_What to work on_.
The data below is to be returned in full and exactly.

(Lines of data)
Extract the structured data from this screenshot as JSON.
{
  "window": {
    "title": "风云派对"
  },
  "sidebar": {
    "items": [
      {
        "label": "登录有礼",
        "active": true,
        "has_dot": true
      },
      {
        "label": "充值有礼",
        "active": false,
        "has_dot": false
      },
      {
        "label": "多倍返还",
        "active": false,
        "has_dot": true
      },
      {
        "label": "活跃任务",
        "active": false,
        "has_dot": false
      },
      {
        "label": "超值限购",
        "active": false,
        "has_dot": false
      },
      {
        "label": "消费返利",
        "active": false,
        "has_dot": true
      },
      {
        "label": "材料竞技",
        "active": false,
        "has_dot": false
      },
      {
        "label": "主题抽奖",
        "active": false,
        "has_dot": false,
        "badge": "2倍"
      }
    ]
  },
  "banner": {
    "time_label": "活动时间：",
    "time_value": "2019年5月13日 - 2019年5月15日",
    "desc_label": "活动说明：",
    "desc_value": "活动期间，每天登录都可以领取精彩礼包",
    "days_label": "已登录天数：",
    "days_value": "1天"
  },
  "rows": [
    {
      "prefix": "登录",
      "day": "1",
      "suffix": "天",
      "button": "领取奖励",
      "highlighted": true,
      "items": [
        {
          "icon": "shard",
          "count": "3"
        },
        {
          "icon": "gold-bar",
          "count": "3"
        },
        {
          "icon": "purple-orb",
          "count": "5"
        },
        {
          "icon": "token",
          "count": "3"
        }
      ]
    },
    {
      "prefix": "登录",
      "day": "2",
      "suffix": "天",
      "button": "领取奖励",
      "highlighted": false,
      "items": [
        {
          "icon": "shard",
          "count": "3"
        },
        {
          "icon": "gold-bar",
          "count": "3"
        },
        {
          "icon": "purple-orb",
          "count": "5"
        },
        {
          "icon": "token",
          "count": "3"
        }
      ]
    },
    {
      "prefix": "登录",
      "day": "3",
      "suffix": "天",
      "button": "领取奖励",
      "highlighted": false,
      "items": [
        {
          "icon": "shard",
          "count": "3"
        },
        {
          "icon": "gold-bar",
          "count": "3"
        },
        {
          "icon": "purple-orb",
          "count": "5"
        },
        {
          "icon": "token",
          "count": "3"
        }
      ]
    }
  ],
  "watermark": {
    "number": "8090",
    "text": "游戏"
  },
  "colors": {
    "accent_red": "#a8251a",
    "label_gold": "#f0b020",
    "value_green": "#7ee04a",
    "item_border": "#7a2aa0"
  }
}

_Exercise answer_.
Extract the structured data from this screenshot as JSON.
{
  "window": {
    "title": "风云派对"
  },
  "sidebar": {
    "items": [
      {
        "label": "登录有礼",
        "active": true,
        "has_dot": true
      },
      {
        "label": "充值有礼",
        "active": false,
        "has_dot": false
      },
      {
        "label": "多倍返还",
        "active": false,
        "has_dot": true
      },
      {
        "label": "活跃任务",
        "active": false,
        "has_dot": false
      },
      {
        "label": "超值限购",
        "active": false,
        "has_dot": false
      },
      {
        "label": "消费返利",
        "active": false,
        "has_dot": true
      },
      {
        "label": "材料竞技",
        "active": false,
        "has_dot": false
      },
      {
        "label": "主题抽奖",
        "active": false,
        "has_dot": false,
        "badge": "2倍"
      }
    ]
  },
  "banner": {
    "time_label": "活动时间：",
    "time_value": "2019年5月13日 - 2019年5月15日",
    "desc_label": "活动说明：",
    "desc_value": "活动期间，每天登录都可以领取精彩礼包",
    "days_label": "已登录天数：",
    "days_value": "1天"
  },
  "rows": [
    {
      "prefix": "登录",
      "day": "1",
      "suffix": "天",
      "button": "领取奖励",
      "highlighted": true,
      "items": [
        {
          "icon": "shard",
          "count": "3"
        },
        {
          "icon": "gold-bar",
          "count": "3"
        },
        {
          "icon": "purple-orb",
          "count": "5"
        },
        {
          "icon": "token",
          "count": "3"
        }
      ]
    },
    {
      "prefix": "登录",
      "day": "2",
      "suffix": "天",
      "button": "领取奖励",
      "highlighted": false,
      "items": [
        {
          "icon": "shard",
          "count": "3"
        },
        {
          "icon": "gold-bar",
          "count": "3"
        },
        {
          "icon": "purple-orb",
          "count": "5"
        },
        {
          "icon": "token",
          "count": "3"
        }
      ]
    },
    {
      "prefix": "登录",
      "day": "3",
      "suffix": "天",
      "button": "领取奖励",
      "highlighted": false,
      "items": [
        {
          "icon": "shard",
          "count": "3"
        },
        {
          "icon": "gold-bar",
          "count": "3"
        },
        {
          "icon": "purple-orb",
          "count": "5"
        },
        {
          "icon": "token",
          "count": "3"
        }
      ]
    }
  ],
  "watermark": {
    "number": "8090",
    "text": "游戏"
  },
  "colors": {
    "accent_red": "#a8251a",
    "label_gold": "#f0b020",
    "value_green": "#7ee04a",
    "item_border": "#7a2aa0"
  }
}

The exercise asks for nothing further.